EXTRACTED MATERIAL
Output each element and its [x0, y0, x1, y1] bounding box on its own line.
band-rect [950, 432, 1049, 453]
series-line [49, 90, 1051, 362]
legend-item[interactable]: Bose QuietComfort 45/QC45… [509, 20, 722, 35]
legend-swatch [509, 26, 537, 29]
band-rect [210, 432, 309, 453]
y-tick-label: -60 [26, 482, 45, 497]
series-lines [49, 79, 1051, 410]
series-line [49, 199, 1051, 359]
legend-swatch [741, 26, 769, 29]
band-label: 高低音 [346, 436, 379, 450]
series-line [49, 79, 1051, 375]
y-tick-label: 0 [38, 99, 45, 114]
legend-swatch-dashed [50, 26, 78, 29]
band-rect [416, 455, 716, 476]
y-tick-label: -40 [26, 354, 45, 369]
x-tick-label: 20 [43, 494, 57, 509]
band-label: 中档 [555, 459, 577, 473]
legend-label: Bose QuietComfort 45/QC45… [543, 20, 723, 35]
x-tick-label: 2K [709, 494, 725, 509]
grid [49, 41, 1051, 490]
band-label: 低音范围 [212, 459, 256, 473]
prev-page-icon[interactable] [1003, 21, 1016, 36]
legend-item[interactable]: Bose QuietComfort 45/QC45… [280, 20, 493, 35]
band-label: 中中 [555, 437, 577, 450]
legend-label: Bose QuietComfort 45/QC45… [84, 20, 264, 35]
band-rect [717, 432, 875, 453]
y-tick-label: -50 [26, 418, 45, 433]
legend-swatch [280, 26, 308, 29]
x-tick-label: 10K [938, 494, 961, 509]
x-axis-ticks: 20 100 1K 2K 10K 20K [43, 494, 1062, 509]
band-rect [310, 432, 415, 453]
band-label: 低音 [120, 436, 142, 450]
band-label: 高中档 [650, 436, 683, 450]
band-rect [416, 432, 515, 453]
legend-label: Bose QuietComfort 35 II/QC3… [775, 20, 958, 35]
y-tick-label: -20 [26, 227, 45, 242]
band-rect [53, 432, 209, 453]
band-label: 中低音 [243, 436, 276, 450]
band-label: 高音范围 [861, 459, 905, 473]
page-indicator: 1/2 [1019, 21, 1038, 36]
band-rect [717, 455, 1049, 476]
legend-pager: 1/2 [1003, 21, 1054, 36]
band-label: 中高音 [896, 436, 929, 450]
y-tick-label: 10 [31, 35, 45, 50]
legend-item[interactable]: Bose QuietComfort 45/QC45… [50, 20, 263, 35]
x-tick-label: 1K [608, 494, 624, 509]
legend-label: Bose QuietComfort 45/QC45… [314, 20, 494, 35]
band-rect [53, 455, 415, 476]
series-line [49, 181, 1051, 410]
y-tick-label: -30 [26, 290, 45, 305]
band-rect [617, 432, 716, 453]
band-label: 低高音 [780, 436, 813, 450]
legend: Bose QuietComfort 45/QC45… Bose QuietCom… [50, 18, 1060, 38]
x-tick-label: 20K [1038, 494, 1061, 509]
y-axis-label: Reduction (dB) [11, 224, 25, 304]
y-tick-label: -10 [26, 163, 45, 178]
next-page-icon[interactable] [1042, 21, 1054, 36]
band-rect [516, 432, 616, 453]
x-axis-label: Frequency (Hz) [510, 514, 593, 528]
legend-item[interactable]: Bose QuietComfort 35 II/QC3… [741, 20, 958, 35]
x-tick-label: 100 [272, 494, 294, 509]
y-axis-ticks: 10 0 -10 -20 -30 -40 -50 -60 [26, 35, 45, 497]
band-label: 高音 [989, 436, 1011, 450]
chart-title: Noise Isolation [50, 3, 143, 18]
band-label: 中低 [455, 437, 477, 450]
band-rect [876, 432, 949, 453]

EXERCISE OBJECTIVE
Can you reproduce every line of the entries above word for word, from first to last?

EXERCISE ANSWER
Output each element and its [x0, y0, x1, y1] bounding box on its own line.
band-rect [950, 432, 1049, 453]
series-line [49, 90, 1051, 362]
legend-item[interactable]: Bose QuietComfort 45/QC45… [509, 20, 722, 35]
legend-swatch [509, 26, 537, 29]
band-rect [210, 432, 309, 453]
y-tick-label: -60 [26, 482, 45, 497]
series-lines [49, 79, 1051, 410]
series-line [49, 199, 1051, 359]
legend-swatch [741, 26, 769, 29]
band-label: 高低音 [346, 436, 379, 450]
series-line [49, 79, 1051, 375]
y-tick-label: 0 [38, 99, 45, 114]
legend-swatch-dashed [50, 26, 78, 29]
band-rect [416, 455, 716, 476]
y-tick-label: -40 [26, 354, 45, 369]
x-tick-label: 20 [43, 494, 57, 509]
band-label: 中档 [555, 459, 577, 473]
legend-label: Bose QuietComfort 45/QC45… [543, 20, 723, 35]
x-tick-label: 2K [709, 494, 725, 509]
grid [49, 41, 1051, 490]
band-label: 低音范围 [212, 459, 256, 473]
prev-page-icon[interactable] [1003, 21, 1016, 36]
legend-item[interactable]: Bose QuietComfort 45/QC45… [280, 20, 493, 35]
band-label: 中中 [555, 437, 577, 450]
legend-label: Bose QuietComfort 45/QC45… [84, 20, 264, 35]
band-rect [717, 432, 875, 453]
y-tick-label: -50 [26, 418, 45, 433]
legend-swatch [280, 26, 308, 29]
x-tick-label: 10K [938, 494, 961, 509]
x-axis-ticks: 20 100 1K 2K 10K 20K [43, 494, 1062, 509]
band-rect [310, 432, 415, 453]
band-label: 低音 [120, 436, 142, 450]
band-label: 高中档 [650, 436, 683, 450]
band-rect [416, 432, 515, 453]
legend-label: Bose QuietComfort 35 II/QC3… [775, 20, 958, 35]
y-tick-label: -20 [26, 227, 45, 242]
band-rect [53, 432, 209, 453]
band-label: 中低音 [243, 436, 276, 450]
band-label: 高音范围 [861, 459, 905, 473]
page-indicator: 1/2 [1019, 21, 1038, 36]
band-rect [717, 455, 1049, 476]
legend-pager: 1/2 [1003, 21, 1054, 36]
band-label: 中高音 [896, 436, 929, 450]
y-tick-label: 10 [31, 35, 45, 50]
legend-item[interactable]: Bose QuietComfort 45/QC45… [50, 20, 263, 35]
x-tick-label: 1K [608, 494, 624, 509]
legend-label: Bose QuietComfort 45/QC45… [314, 20, 494, 35]
band-rect [53, 455, 415, 476]
series-line [49, 181, 1051, 410]
y-tick-label: -30 [26, 290, 45, 305]
band-rect [617, 432, 716, 453]
band-label: 低高音 [780, 436, 813, 450]
legend: Bose QuietComfort 45/QC45… Bose QuietCom… [50, 18, 1060, 38]
x-tick-label: 20K [1038, 494, 1061, 509]
y-axis-label: Reduction (dB) [11, 224, 25, 304]
y-tick-label: -10 [26, 163, 45, 178]
next-page-icon[interactable] [1042, 21, 1054, 36]
band-rect [516, 432, 616, 453]
x-axis-label: Frequency (Hz) [510, 514, 593, 528]
legend-item[interactable]: Bose QuietComfort 35 II/QC3… [741, 20, 958, 35]
x-tick-label: 100 [272, 494, 294, 509]
y-axis-ticks: 10 0 -10 -20 -30 -40 -50 -60 [26, 35, 45, 497]
band-label: 高音 [989, 436, 1011, 450]
chart-title: Noise Isolation [50, 3, 143, 18]
band-label: 中低 [455, 437, 477, 450]
band-rect [876, 432, 949, 453]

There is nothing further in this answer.